## [WHAT YOU NEED TO DO]
Please reproduce the text below on goalkeeper William Dallas Fyfe Brown in full, word for word, with nothing added or left out.

William Dallas Fyfe Brown (8 October 1931 – 30 November 2004) was a Scottish football goalkeeper.

Brown played for Dundee between 1949 and 1959, and for Tottenham Hotspur between 1959 and 1966. He was part of the Spurs team that won the Double of Football League and FA Cup in 1961 - the first club to achieve the feat in the 20th century. He was also capped 28 times for the Scotland national team.

==Career==
===Dundee===

Brown played as a youth for Carnoustie Panmure. He started his senior career with Dundee as a teenager and made over 200 appearances in the Scottish Football League.

===Tottenham Hotspur===

Brown was signed in 1959 for £16,500 to Tottenham Hotspur in June 1959. He was at White Hart Lane for seven years, winning the Double in 1961 missing only one game the entire season. He also helped the team win the FA Cup again in 1962, and the European Cup Winners' Cup in 1963. He produced one of his best performances in the match against Bratislava in quarter-final of 1962–63 European Cup Winners' Cup.

## [DATA LINES]
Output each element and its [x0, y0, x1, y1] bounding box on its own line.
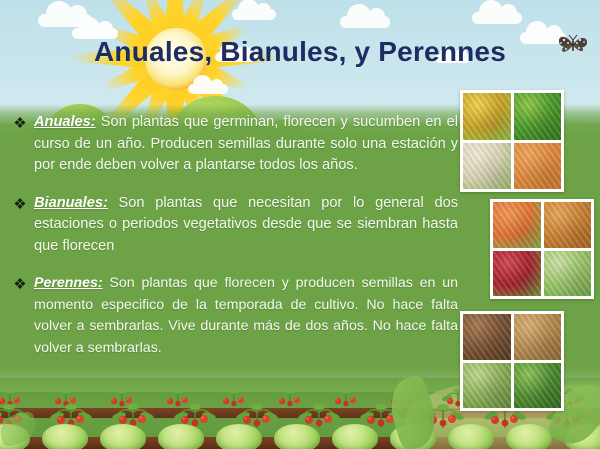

## [TASK RESULT]
William Dallas Fyfe Brown (8 October 1931 – 30 November 2004) was a Scottish football goalkeeper.

Brown played for Dundee between 1949 and 1959, and for Tottenham Hotspur between 1959 and 1966. He was part of the Spurs team that won the Double of Football League and FA Cup in 1961 - the first club to achieve the feat in the 20th century. He was also capped 28 times for the Scotland national team.

==Career==
===Dundee===

Brown played as a youth for Carnoustie Panmure. He started his senior career with Dundee as a teenager and made over 200 appearances in the Scottish Football League.

===Tottenham Hotspur===

Brown was signed in 1959 for £16,500 to Tottenham Hotspur in June 1959. He was at White Hart Lane for seven years, winning the Double in 1961 missing only one game the entire season. He also helped the team win the FA Cup again in 1962, and the European Cup Winners' Cup in 1963. He produced one of his best performances in the match against Bratislava in quarter-final of 1962–63 European Cup Winners' Cup.